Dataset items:

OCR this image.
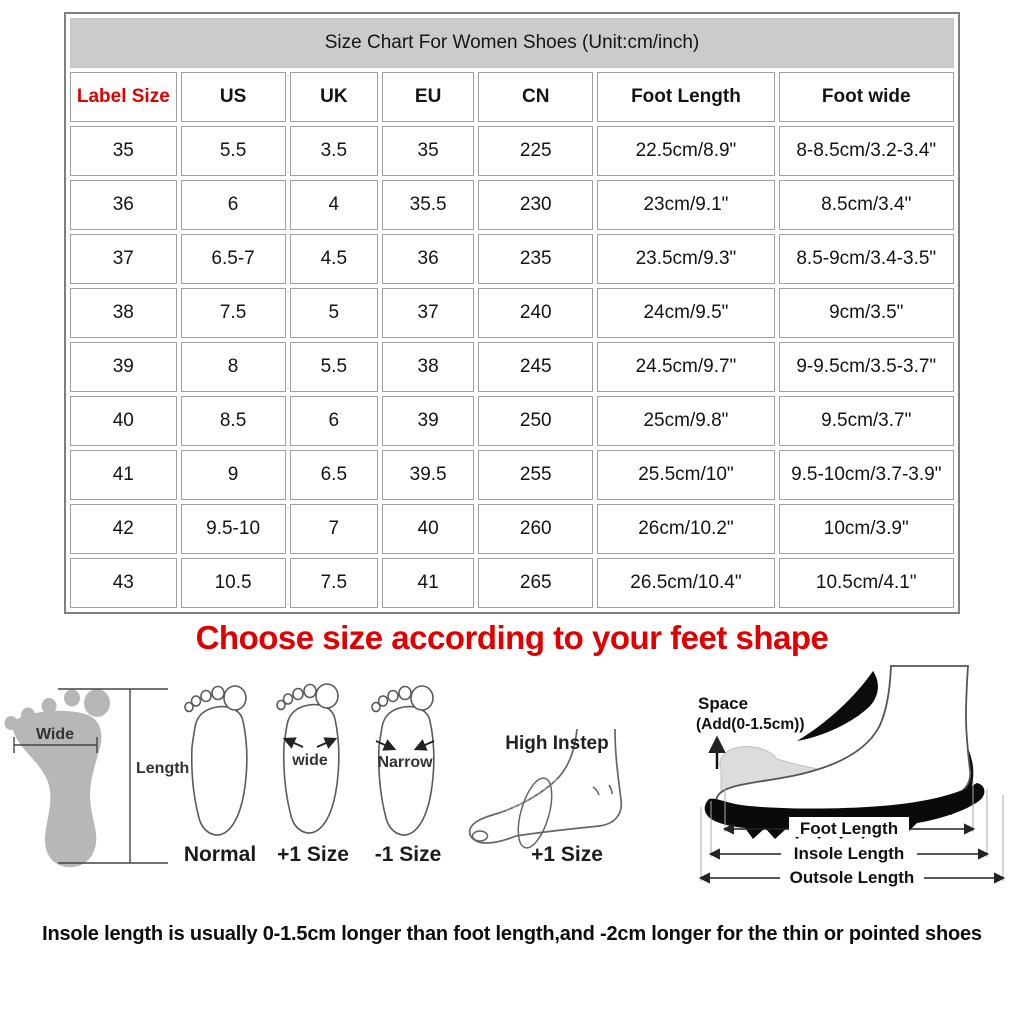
Size Chart For Women Shoes (Unit:cm/inch)						
Label Size	US	UK	EU	CN	Foot Length	Foot wide
35	5.5	3.5	35	225	22.5cm/8.9"	8-8.5cm/3.2-3.4"
36	6	4	35.5	230	23cm/9.1"	8.5cm/3.4"
37	6.5-7	4.5	36	235	23.5cm/9.3"	8.5-9cm/3.4-3.5"
38	7.5	5	37	240	24cm/9.5"	9cm/3.5"
39	8	5.5	38	245	24.5cm/9.7"	9-9.5cm/3.5-3.7"
40	8.5	6	39	250	25cm/9.8"	9.5cm/3.7"
41	9	6.5	39.5	255	25.5cm/10"	9.5-10cm/3.7-3.9"
42	9.5-10	7	40	260	26cm/10.2"	10cm/3.9"
43	10.5	7.5	41	265	26.5cm/10.4"	10.5cm/4.1"
Choose size according to your feet shape
Wide
Length
Normal
wide
+1 Size
Narrow
-1 Size
High Instep
+1 Size
Space
(Add(0-1.5cm))
Foot Length
Insole Length
Outsole Length
Insole length is usually 0-1.5cm longer than foot length,and -2cm longer for the thin or pointed shoes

PROBLEM:
Transcribe all of the records above character for character. Exclude the pictures.

CORRECT ANSWER:
OCR this image.
Size Chart For Women Shoes (Unit:cm/inch)						
Label Size	US	UK	EU	CN	Foot Length	Foot wide
35	5.5	3.5	35	225	22.5cm/8.9"	8-8.5cm/3.2-3.4"
36	6	4	35.5	230	23cm/9.1"	8.5cm/3.4"
37	6.5-7	4.5	36	235	23.5cm/9.3"	8.5-9cm/3.4-3.5"
38	7.5	5	37	240	24cm/9.5"	9cm/3.5"
39	8	5.5	38	245	24.5cm/9.7"	9-9.5cm/3.5-3.7"
40	8.5	6	39	250	25cm/9.8"	9.5cm/3.7"
41	9	6.5	39.5	255	25.5cm/10"	9.5-10cm/3.7-3.9"
42	9.5-10	7	40	260	26cm/10.2"	10cm/3.9"
43	10.5	7.5	41	265	26.5cm/10.4"	10.5cm/4.1"
Choose size according to your feet shape
Wide
Length
Normal
wide
+1 Size
Narrow
-1 Size
High Instep
+1 Size
Space
(Add(0-1.5cm))
Foot Length
Insole Length
Outsole Length
Insole length is usually 0-1.5cm longer than foot length,and -2cm longer for the thin or pointed shoes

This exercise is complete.